- **Set problem**
Convert the lines below into a JSON list of strings, one string per line, skipping blank lines and omitting the pictures.

- - -

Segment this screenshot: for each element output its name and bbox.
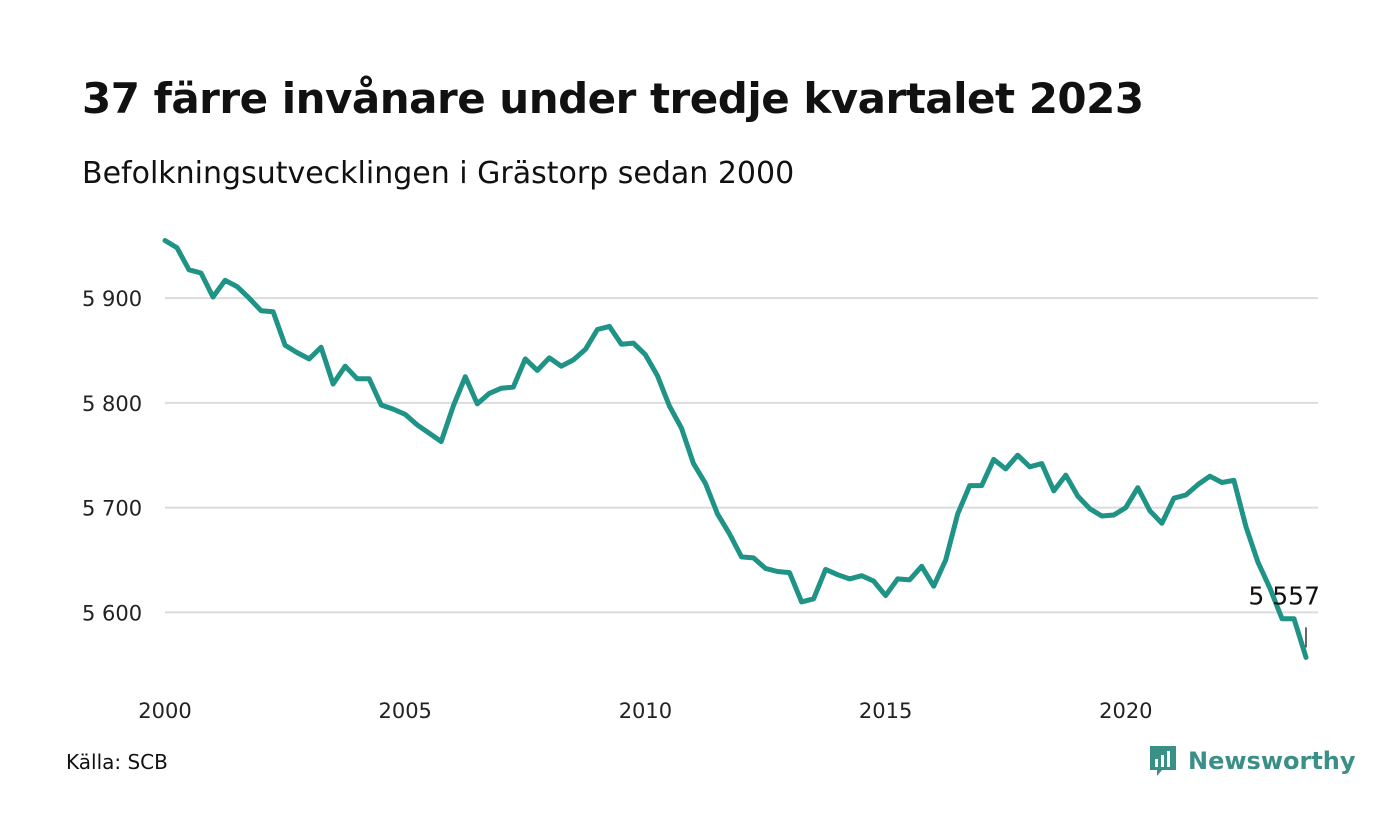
brand-name: Newsworthy bbox=[1188, 747, 1356, 775]
x-tick-label-2020: 2020 bbox=[1099, 699, 1152, 723]
x-tick-label-2005: 2005 bbox=[378, 699, 431, 723]
x-axis-tick-labels: 2000 2005 2010 2015 2020 bbox=[138, 699, 1152, 723]
x-tick-label-2015: 2015 bbox=[859, 699, 912, 723]
y-axis-tick-labels: 5 600 5 700 5 800 5 900 bbox=[82, 287, 142, 625]
x-tick-label-2010: 2010 bbox=[619, 699, 672, 723]
x-tick-label-2000: 2000 bbox=[138, 699, 191, 723]
source-note: Källa: SCB bbox=[66, 750, 168, 774]
chart-title: 37 färre invånare under tredje kvartalet… bbox=[82, 74, 1144, 123]
y-tick-label-5900: 5 900 bbox=[82, 287, 142, 311]
gridlines bbox=[165, 297, 1318, 614]
newsworthy-logo-icon bbox=[1150, 746, 1176, 776]
annotation-layer: 5 557 bbox=[1248, 581, 1320, 648]
end-value-label: 5 557 bbox=[1248, 581, 1320, 610]
chart-subtitle: Befolkningsutvecklingen i Grästorp sedan… bbox=[82, 156, 795, 191]
y-tick-label-5700: 5 700 bbox=[82, 497, 142, 521]
series-layer bbox=[162, 238, 1309, 660]
series-line-0 bbox=[162, 238, 1309, 660]
y-tick-label-5800: 5 800 bbox=[82, 392, 142, 416]
brand-logo[interactable]: Newsworthy bbox=[1148, 744, 1356, 778]
y-tick-label-5600: 5 600 bbox=[82, 601, 142, 625]
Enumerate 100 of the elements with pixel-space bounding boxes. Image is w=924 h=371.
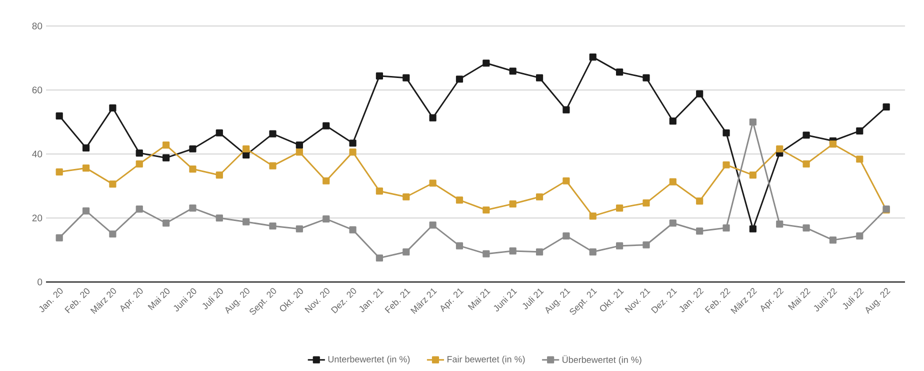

- - -

- **Task solution**
[
  "Segment this screenshot: for each element output its name and bbox.",
  "brand-name: Newsworthy bbox=[1188, 747, 1356, 775]",
  "x-tick-label-2020: 2020 bbox=[1099, 699, 1152, 723]",
  "x-tick-label-2005: 2005 bbox=[378, 699, 431, 723]",
  "x-axis-tick-labels: 2000 2005 2010 2015 2020 bbox=[138, 699, 1152, 723]",
  "x-tick-label-2015: 2015 bbox=[859, 699, 912, 723]",
  "y-axis-tick-labels: 5 600 5 700 5 800 5 900 bbox=[82, 287, 142, 625]",
  "x-tick-label-2010: 2010 bbox=[619, 699, 672, 723]",
  "x-tick-label-2000: 2000 bbox=[138, 699, 191, 723]",
  "source-note: Källa: SCB bbox=[66, 750, 168, 774]",
  "chart-title: 37 färre invånare under tredje kvartalet… bbox=[82, 74, 1144, 123]",
  "y-tick-label-5900: 5 900 bbox=[82, 287, 142, 311]",
  "gridlines bbox=[165, 297, 1318, 614]",
  "newsworthy-logo-icon bbox=[1150, 746, 1176, 776]",
  "annotation-layer: 5 557 bbox=[1248, 581, 1320, 648]",
  "end-value-label: 5 557 bbox=[1248, 581, 1320, 610]",
  "chart-subtitle: Befolkningsutvecklingen i Grästorp sedan… bbox=[82, 156, 795, 191]",
  "y-tick-label-5700: 5 700 bbox=[82, 497, 142, 521]",
  "series-layer bbox=[162, 238, 1309, 660]",
  "series-line-0 bbox=[162, 238, 1309, 660]",
  "y-tick-label-5800: 5 800 bbox=[82, 392, 142, 416]",
  "brand-logo[interactable]: Newsworthy bbox=[1148, 744, 1356, 778]",
  "y-tick-label-5600: 5 600 bbox=[82, 601, 142, 625]",
  "Enumerate 100 of the elements with pixel-space bounding boxes. Image is w=924 h=371."
]